-- start of Data for this task --

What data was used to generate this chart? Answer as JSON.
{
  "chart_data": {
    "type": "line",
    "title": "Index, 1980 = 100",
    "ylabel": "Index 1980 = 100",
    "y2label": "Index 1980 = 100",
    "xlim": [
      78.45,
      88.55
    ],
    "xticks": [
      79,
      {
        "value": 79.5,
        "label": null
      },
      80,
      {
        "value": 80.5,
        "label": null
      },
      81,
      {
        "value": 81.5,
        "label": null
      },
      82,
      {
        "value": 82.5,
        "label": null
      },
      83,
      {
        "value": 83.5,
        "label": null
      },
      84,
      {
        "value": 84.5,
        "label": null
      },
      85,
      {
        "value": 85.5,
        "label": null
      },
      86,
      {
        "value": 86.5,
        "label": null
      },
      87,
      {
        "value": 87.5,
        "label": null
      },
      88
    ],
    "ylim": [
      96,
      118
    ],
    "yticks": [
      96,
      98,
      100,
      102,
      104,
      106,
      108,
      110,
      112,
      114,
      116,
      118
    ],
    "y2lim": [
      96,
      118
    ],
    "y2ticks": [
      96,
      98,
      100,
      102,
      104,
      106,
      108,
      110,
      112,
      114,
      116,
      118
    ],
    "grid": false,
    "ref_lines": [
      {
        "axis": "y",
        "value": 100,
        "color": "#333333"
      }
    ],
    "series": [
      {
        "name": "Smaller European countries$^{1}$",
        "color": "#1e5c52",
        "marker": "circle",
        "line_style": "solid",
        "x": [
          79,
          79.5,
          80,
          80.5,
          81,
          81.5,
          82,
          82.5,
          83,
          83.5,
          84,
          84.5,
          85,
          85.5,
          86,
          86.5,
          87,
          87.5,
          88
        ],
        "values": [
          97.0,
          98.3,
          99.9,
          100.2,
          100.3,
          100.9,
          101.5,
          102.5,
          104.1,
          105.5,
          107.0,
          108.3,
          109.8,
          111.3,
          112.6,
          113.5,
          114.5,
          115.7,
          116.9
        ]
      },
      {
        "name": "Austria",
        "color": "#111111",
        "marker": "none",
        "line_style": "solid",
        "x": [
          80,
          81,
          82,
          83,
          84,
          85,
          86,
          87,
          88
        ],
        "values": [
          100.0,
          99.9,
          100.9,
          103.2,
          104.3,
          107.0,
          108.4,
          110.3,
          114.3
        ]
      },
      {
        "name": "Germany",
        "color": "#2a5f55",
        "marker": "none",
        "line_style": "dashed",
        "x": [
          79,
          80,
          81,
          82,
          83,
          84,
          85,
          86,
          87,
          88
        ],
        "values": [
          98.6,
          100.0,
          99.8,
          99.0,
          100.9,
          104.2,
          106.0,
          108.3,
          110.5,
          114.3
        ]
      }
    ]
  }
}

-- end of Data for this task --

**Goal:**
Transcribe every entry exactly, omitting nothing.

**Answer to this task:**
What data was used to generate this chart? Answer as JSON.
{
  "chart_data": {
    "type": "line",
    "title": "Index, 1980 = 100",
    "ylabel": "Index 1980 = 100",
    "y2label": "Index 1980 = 100",
    "xlim": [
      78.45,
      88.55
    ],
    "xticks": [
      79,
      {
        "value": 79.5,
        "label": null
      },
      80,
      {
        "value": 80.5,
        "label": null
      },
      81,
      {
        "value": 81.5,
        "label": null
      },
      82,
      {
        "value": 82.5,
        "label": null
      },
      83,
      {
        "value": 83.5,
        "label": null
      },
      84,
      {
        "value": 84.5,
        "label": null
      },
      85,
      {
        "value": 85.5,
        "label": null
      },
      86,
      {
        "value": 86.5,
        "label": null
      },
      87,
      {
        "value": 87.5,
        "label": null
      },
      88
    ],
    "ylim": [
      96,
      118
    ],
    "yticks": [
      96,
      98,
      100,
      102,
      104,
      106,
      108,
      110,
      112,
      114,
      116,
      118
    ],
    "y2lim": [
      96,
      118
    ],
    "y2ticks": [
      96,
      98,
      100,
      102,
      104,
      106,
      108,
      110,
      112,
      114,
      116,
      118
    ],
    "grid": false,
    "ref_lines": [
      {
        "axis": "y",
        "value": 100,
        "color": "#333333"
      }
    ],
    "series": [
      {
        "name": "Smaller European countries$^{1}$",
        "color": "#1e5c52",
        "marker": "circle",
        "line_style": "solid",
        "x": [
          79,
          79.5,
          80,
          80.5,
          81,
          81.5,
          82,
          82.5,
          83,
          83.5,
          84,
          84.5,
          85,
          85.5,
          86,
          86.5,
          87,
          87.5,
          88
        ],
        "values": [
          97.0,
          98.3,
          99.9,
          100.2,
          100.3,
          100.9,
          101.5,
          102.5,
          104.1,
          105.5,
          107.0,
          108.3,
          109.8,
          111.3,
          112.6,
          113.5,
          114.5,
          115.7,
          116.9
        ]
      },
      {
        "name": "Austria",
        "color": "#111111",
        "marker": "none",
        "line_style": "solid",
        "x": [
          80,
          81,
          82,
          83,
          84,
          85,
          86,
          87,
          88
        ],
        "values": [
          100.0,
          99.9,
          100.9,
          103.2,
          104.3,
          107.0,
          108.4,
          110.3,
          114.3
        ]
      },
      {
        "name": "Germany",
        "color": "#2a5f55",
        "marker": "none",
        "line_style": "dashed",
        "x": [
          79,
          80,
          81,
          82,
          83,
          84,
          85,
          86,
          87,
          88
        ],
        "values": [
          98.6,
          100.0,
          99.8,
          99.0,
          100.9,
          104.2,
          106.0,
          108.3,
          110.5,
          114.3
        ]
      }
    ]
  }
}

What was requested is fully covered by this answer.